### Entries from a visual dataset
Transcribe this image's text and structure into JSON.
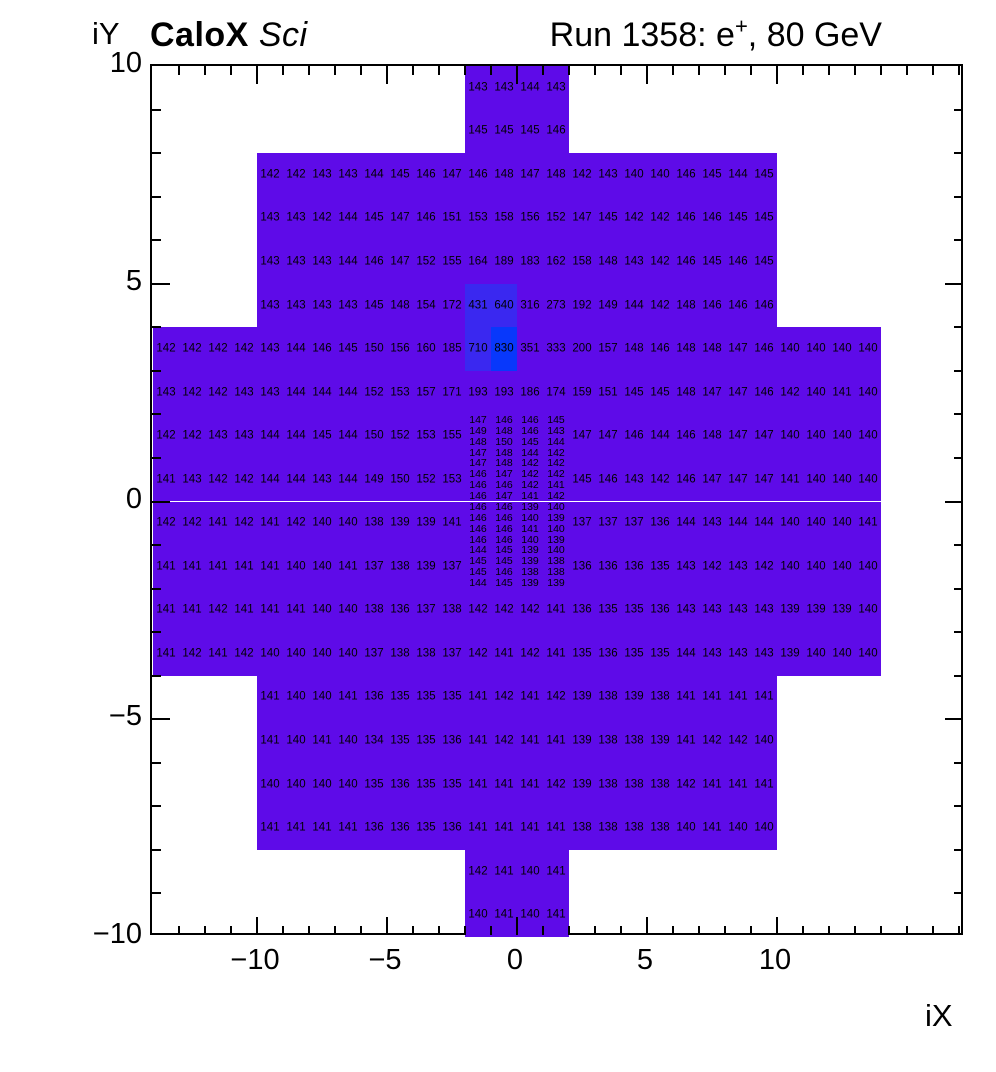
{
  "header": {
    "experiment": "CaloX",
    "experiment_qualifier": "Sci",
    "run_title_prefix": "Run 1358: e",
    "run_title_sup": "+",
    "run_title_suffix": ", 80 GeV"
  },
  "axes": {
    "x": {
      "title": "iX",
      "tick_values": [
        -10,
        -5,
        0,
        5,
        10
      ],
      "tick_labels": [
        "−10",
        "−5",
        "0",
        "5",
        "10"
      ],
      "min": -14,
      "max": 17.25,
      "minor_step": 1,
      "major_step": 5
    },
    "y": {
      "title": "iY",
      "tick_values": [
        10,
        5,
        0,
        -5,
        -10
      ],
      "tick_labels": [
        "10",
        "5",
        "0",
        "−5",
        "−10"
      ],
      "min": -10,
      "max": 10,
      "minor_step": 1,
      "major_step": 5
    }
  },
  "palette": {
    "base": "#5E0BE8",
    "mid": "#3A28F0",
    "hot": "#0838FB",
    "mid_threshold": 420,
    "hot_threshold": 800,
    "cell_text": "#000000",
    "frame": "#000000"
  },
  "chart_data": {
    "type": "heatmap",
    "title": "Run 1358: e+, 80 GeV",
    "detector_label": "CaloX Sci",
    "xlabel": "iX",
    "ylabel": "iY",
    "xlim": [
      -14,
      17.25
    ],
    "ylim": [
      -10,
      10
    ],
    "grid": false,
    "coarse_rows": [
      {
        "cy": 9.5,
        "x0": -2,
        "values": [
          143,
          143,
          144,
          143
        ]
      },
      {
        "cy": 8.5,
        "x0": -2,
        "values": [
          145,
          145,
          145,
          146
        ]
      },
      {
        "cy": 7.5,
        "x0": -10,
        "values": [
          142,
          142,
          143,
          143,
          144,
          145,
          146,
          147,
          146,
          148,
          147,
          148,
          142,
          143,
          140,
          140,
          146,
          145,
          144,
          145
        ]
      },
      {
        "cy": 6.5,
        "x0": -10,
        "values": [
          143,
          143,
          142,
          144,
          145,
          147,
          146,
          151,
          153,
          158,
          156,
          152,
          147,
          145,
          142,
          142,
          146,
          146,
          145,
          145
        ]
      },
      {
        "cy": 5.5,
        "x0": -10,
        "values": [
          143,
          143,
          143,
          144,
          146,
          147,
          152,
          155,
          164,
          189,
          183,
          162,
          158,
          148,
          143,
          142,
          146,
          145,
          146,
          145
        ]
      },
      {
        "cy": 4.5,
        "x0": -10,
        "values": [
          143,
          143,
          143,
          143,
          145,
          148,
          154,
          172,
          431,
          640,
          316,
          273,
          192,
          149,
          144,
          142,
          148,
          146,
          146,
          146
        ]
      },
      {
        "cy": 3.5,
        "x0": -14,
        "values": [
          142,
          142,
          142,
          142,
          143,
          144,
          146,
          145,
          150,
          156,
          160,
          185,
          710,
          830,
          351,
          333,
          200,
          157,
          148,
          146,
          148,
          148,
          147,
          146,
          140,
          140,
          140,
          140
        ]
      },
      {
        "cy": 2.5,
        "x0": -14,
        "values": [
          143,
          142,
          142,
          143,
          143,
          144,
          144,
          144,
          152,
          153,
          157,
          171,
          193,
          193,
          186,
          174,
          159,
          151,
          145,
          145,
          148,
          147,
          147,
          146,
          142,
          140,
          141,
          140
        ]
      },
      {
        "cy": 1.5,
        "x0": -14,
        "values": [
          142,
          142,
          143,
          143,
          144,
          144,
          145,
          144,
          150,
          152,
          153,
          155
        ]
      },
      {
        "cy": 1.5,
        "x0": 2,
        "values": [
          147,
          147,
          146,
          144,
          146,
          148,
          147,
          147,
          140,
          140,
          140,
          140
        ]
      },
      {
        "cy": 0.5,
        "x0": -14,
        "values": [
          141,
          143,
          142,
          142,
          144,
          144,
          143,
          144,
          149,
          150,
          152,
          153
        ]
      },
      {
        "cy": 0.5,
        "x0": 2,
        "values": [
          145,
          146,
          143,
          142,
          146,
          147,
          147,
          147,
          141,
          140,
          140,
          140
        ]
      },
      {
        "cy": -0.5,
        "x0": -14,
        "values": [
          142,
          142,
          141,
          142,
          141,
          142,
          140,
          140,
          138,
          139,
          139,
          141
        ]
      },
      {
        "cy": -0.5,
        "x0": 2,
        "values": [
          137,
          137,
          137,
          136,
          144,
          143,
          144,
          144,
          140,
          140,
          140,
          141
        ]
      },
      {
        "cy": -1.5,
        "x0": -14,
        "values": [
          141,
          141,
          141,
          141,
          141,
          140,
          140,
          141,
          137,
          138,
          139,
          137
        ]
      },
      {
        "cy": -1.5,
        "x0": 2,
        "values": [
          136,
          136,
          136,
          135,
          143,
          142,
          143,
          142,
          140,
          140,
          140,
          140
        ]
      },
      {
        "cy": -2.5,
        "x0": -14,
        "values": [
          141,
          141,
          142,
          141,
          141,
          141,
          140,
          140,
          138,
          136,
          137,
          138,
          142,
          142,
          142,
          141,
          136,
          135,
          135,
          136,
          143,
          143,
          143,
          143,
          139,
          139,
          139,
          140
        ]
      },
      {
        "cy": -3.5,
        "x0": -14,
        "values": [
          141,
          142,
          141,
          142,
          140,
          140,
          140,
          140,
          137,
          138,
          138,
          137,
          142,
          141,
          142,
          141,
          135,
          136,
          135,
          135,
          144,
          143,
          143,
          143,
          139,
          140,
          140,
          140
        ]
      },
      {
        "cy": -4.5,
        "x0": -10,
        "values": [
          141,
          140,
          140,
          141,
          136,
          135,
          135,
          135,
          141,
          142,
          141,
          142,
          139,
          138,
          139,
          138,
          141,
          141,
          141,
          141
        ]
      },
      {
        "cy": -5.5,
        "x0": -10,
        "values": [
          141,
          140,
          141,
          140,
          134,
          135,
          135,
          136,
          141,
          142,
          141,
          141,
          139,
          138,
          138,
          139,
          141,
          142,
          142,
          140
        ]
      },
      {
        "cy": -6.5,
        "x0": -10,
        "values": [
          140,
          140,
          140,
          140,
          135,
          136,
          135,
          135,
          141,
          141,
          141,
          142,
          139,
          138,
          138,
          138,
          142,
          141,
          141,
          141
        ]
      },
      {
        "cy": -7.5,
        "x0": -10,
        "values": [
          141,
          141,
          141,
          141,
          136,
          136,
          135,
          136,
          141,
          141,
          141,
          141,
          138,
          138,
          138,
          138,
          140,
          141,
          140,
          140
        ]
      },
      {
        "cy": -8.5,
        "x0": -2,
        "values": [
          142,
          141,
          140,
          141
        ]
      },
      {
        "cy": -9.5,
        "x0": -2,
        "values": [
          140,
          141,
          140,
          141
        ]
      }
    ],
    "fine_block": {
      "x0": -2,
      "col_width": 1,
      "y_top": 2.0,
      "row_height": 0.25,
      "rows": [
        [
          147,
          146,
          146,
          145
        ],
        [
          149,
          148,
          146,
          143
        ],
        [
          148,
          150,
          145,
          144
        ],
        [
          147,
          148,
          144,
          142
        ],
        [
          147,
          148,
          142,
          142
        ],
        [
          146,
          147,
          142,
          142
        ],
        [
          146,
          146,
          142,
          141
        ],
        [
          146,
          147,
          141,
          142
        ],
        [
          146,
          146,
          139,
          140
        ],
        [
          146,
          146,
          140,
          139
        ],
        [
          146,
          146,
          141,
          140
        ],
        [
          146,
          146,
          140,
          139
        ],
        [
          144,
          145,
          139,
          140
        ],
        [
          145,
          145,
          139,
          138
        ],
        [
          145,
          146,
          138,
          138
        ],
        [
          144,
          145,
          139,
          139
        ]
      ]
    }
  }
}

### DIRECTIONS
The records shown above are to be repeated exactly, with the pictures left out.

### WORKED SOLUTION
Transcribe this image's text and structure into JSON.
{
  "header": {
    "experiment": "CaloX",
    "experiment_qualifier": "Sci",
    "run_title_prefix": "Run 1358: e",
    "run_title_sup": "+",
    "run_title_suffix": ", 80 GeV"
  },
  "axes": {
    "x": {
      "title": "iX",
      "tick_values": [
        -10,
        -5,
        0,
        5,
        10
      ],
      "tick_labels": [
        "−10",
        "−5",
        "0",
        "5",
        "10"
      ],
      "min": -14,
      "max": 17.25,
      "minor_step": 1,
      "major_step": 5
    },
    "y": {
      "title": "iY",
      "tick_values": [
        10,
        5,
        0,
        -5,
        -10
      ],
      "tick_labels": [
        "10",
        "5",
        "0",
        "−5",
        "−10"
      ],
      "min": -10,
      "max": 10,
      "minor_step": 1,
      "major_step": 5
    }
  },
  "palette": {
    "base": "#5E0BE8",
    "mid": "#3A28F0",
    "hot": "#0838FB",
    "mid_threshold": 420,
    "hot_threshold": 800,
    "cell_text": "#000000",
    "frame": "#000000"
  },
  "chart_data": {
    "type": "heatmap",
    "title": "Run 1358: e+, 80 GeV",
    "detector_label": "CaloX Sci",
    "xlabel": "iX",
    "ylabel": "iY",
    "xlim": [
      -14,
      17.25
    ],
    "ylim": [
      -10,
      10
    ],
    "grid": false,
    "coarse_rows": [
      {
        "cy": 9.5,
        "x0": -2,
        "values": [
          143,
          143,
          144,
          143
        ]
      },
      {
        "cy": 8.5,
        "x0": -2,
        "values": [
          145,
          145,
          145,
          146
        ]
      },
      {
        "cy": 7.5,
        "x0": -10,
        "values": [
          142,
          142,
          143,
          143,
          144,
          145,
          146,
          147,
          146,
          148,
          147,
          148,
          142,
          143,
          140,
          140,
          146,
          145,
          144,
          145
        ]
      },
      {
        "cy": 6.5,
        "x0": -10,
        "values": [
          143,
          143,
          142,
          144,
          145,
          147,
          146,
          151,
          153,
          158,
          156,
          152,
          147,
          145,
          142,
          142,
          146,
          146,
          145,
          145
        ]
      },
      {
        "cy": 5.5,
        "x0": -10,
        "values": [
          143,
          143,
          143,
          144,
          146,
          147,
          152,
          155,
          164,
          189,
          183,
          162,
          158,
          148,
          143,
          142,
          146,
          145,
          146,
          145
        ]
      },
      {
        "cy": 4.5,
        "x0": -10,
        "values": [
          143,
          143,
          143,
          143,
          145,
          148,
          154,
          172,
          431,
          640,
          316,
          273,
          192,
          149,
          144,
          142,
          148,
          146,
          146,
          146
        ]
      },
      {
        "cy": 3.5,
        "x0": -14,
        "values": [
          142,
          142,
          142,
          142,
          143,
          144,
          146,
          145,
          150,
          156,
          160,
          185,
          710,
          830,
          351,
          333,
          200,
          157,
          148,
          146,
          148,
          148,
          147,
          146,
          140,
          140,
          140,
          140
        ]
      },
      {
        "cy": 2.5,
        "x0": -14,
        "values": [
          143,
          142,
          142,
          143,
          143,
          144,
          144,
          144,
          152,
          153,
          157,
          171,
          193,
          193,
          186,
          174,
          159,
          151,
          145,
          145,
          148,
          147,
          147,
          146,
          142,
          140,
          141,
          140
        ]
      },
      {
        "cy": 1.5,
        "x0": -14,
        "values": [
          142,
          142,
          143,
          143,
          144,
          144,
          145,
          144,
          150,
          152,
          153,
          155
        ]
      },
      {
        "cy": 1.5,
        "x0": 2,
        "values": [
          147,
          147,
          146,
          144,
          146,
          148,
          147,
          147,
          140,
          140,
          140,
          140
        ]
      },
      {
        "cy": 0.5,
        "x0": -14,
        "values": [
          141,
          143,
          142,
          142,
          144,
          144,
          143,
          144,
          149,
          150,
          152,
          153
        ]
      },
      {
        "cy": 0.5,
        "x0": 2,
        "values": [
          145,
          146,
          143,
          142,
          146,
          147,
          147,
          147,
          141,
          140,
          140,
          140
        ]
      },
      {
        "cy": -0.5,
        "x0": -14,
        "values": [
          142,
          142,
          141,
          142,
          141,
          142,
          140,
          140,
          138,
          139,
          139,
          141
        ]
      },
      {
        "cy": -0.5,
        "x0": 2,
        "values": [
          137,
          137,
          137,
          136,
          144,
          143,
          144,
          144,
          140,
          140,
          140,
          141
        ]
      },
      {
        "cy": -1.5,
        "x0": -14,
        "values": [
          141,
          141,
          141,
          141,
          141,
          140,
          140,
          141,
          137,
          138,
          139,
          137
        ]
      },
      {
        "cy": -1.5,
        "x0": 2,
        "values": [
          136,
          136,
          136,
          135,
          143,
          142,
          143,
          142,
          140,
          140,
          140,
          140
        ]
      },
      {
        "cy": -2.5,
        "x0": -14,
        "values": [
          141,
          141,
          142,
          141,
          141,
          141,
          140,
          140,
          138,
          136,
          137,
          138,
          142,
          142,
          142,
          141,
          136,
          135,
          135,
          136,
          143,
          143,
          143,
          143,
          139,
          139,
          139,
          140
        ]
      },
      {
        "cy": -3.5,
        "x0": -14,
        "values": [
          141,
          142,
          141,
          142,
          140,
          140,
          140,
          140,
          137,
          138,
          138,
          137,
          142,
          141,
          142,
          141,
          135,
          136,
          135,
          135,
          144,
          143,
          143,
          143,
          139,
          140,
          140,
          140
        ]
      },
      {
        "cy": -4.5,
        "x0": -10,
        "values": [
          141,
          140,
          140,
          141,
          136,
          135,
          135,
          135,
          141,
          142,
          141,
          142,
          139,
          138,
          139,
          138,
          141,
          141,
          141,
          141
        ]
      },
      {
        "cy": -5.5,
        "x0": -10,
        "values": [
          141,
          140,
          141,
          140,
          134,
          135,
          135,
          136,
          141,
          142,
          141,
          141,
          139,
          138,
          138,
          139,
          141,
          142,
          142,
          140
        ]
      },
      {
        "cy": -6.5,
        "x0": -10,
        "values": [
          140,
          140,
          140,
          140,
          135,
          136,
          135,
          135,
          141,
          141,
          141,
          142,
          139,
          138,
          138,
          138,
          142,
          141,
          141,
          141
        ]
      },
      {
        "cy": -7.5,
        "x0": -10,
        "values": [
          141,
          141,
          141,
          141,
          136,
          136,
          135,
          136,
          141,
          141,
          141,
          141,
          138,
          138,
          138,
          138,
          140,
          141,
          140,
          140
        ]
      },
      {
        "cy": -8.5,
        "x0": -2,
        "values": [
          142,
          141,
          140,
          141
        ]
      },
      {
        "cy": -9.5,
        "x0": -2,
        "values": [
          140,
          141,
          140,
          141
        ]
      }
    ],
    "fine_block": {
      "x0": -2,
      "col_width": 1,
      "y_top": 2.0,
      "row_height": 0.25,
      "rows": [
        [
          147,
          146,
          146,
          145
        ],
        [
          149,
          148,
          146,
          143
        ],
        [
          148,
          150,
          145,
          144
        ],
        [
          147,
          148,
          144,
          142
        ],
        [
          147,
          148,
          142,
          142
        ],
        [
          146,
          147,
          142,
          142
        ],
        [
          146,
          146,
          142,
          141
        ],
        [
          146,
          147,
          141,
          142
        ],
        [
          146,
          146,
          139,
          140
        ],
        [
          146,
          146,
          140,
          139
        ],
        [
          146,
          146,
          141,
          140
        ],
        [
          146,
          146,
          140,
          139
        ],
        [
          144,
          145,
          139,
          140
        ],
        [
          145,
          145,
          139,
          138
        ],
        [
          145,
          146,
          138,
          138
        ],
        [
          144,
          145,
          139,
          139
        ]
      ]
    }
  }
}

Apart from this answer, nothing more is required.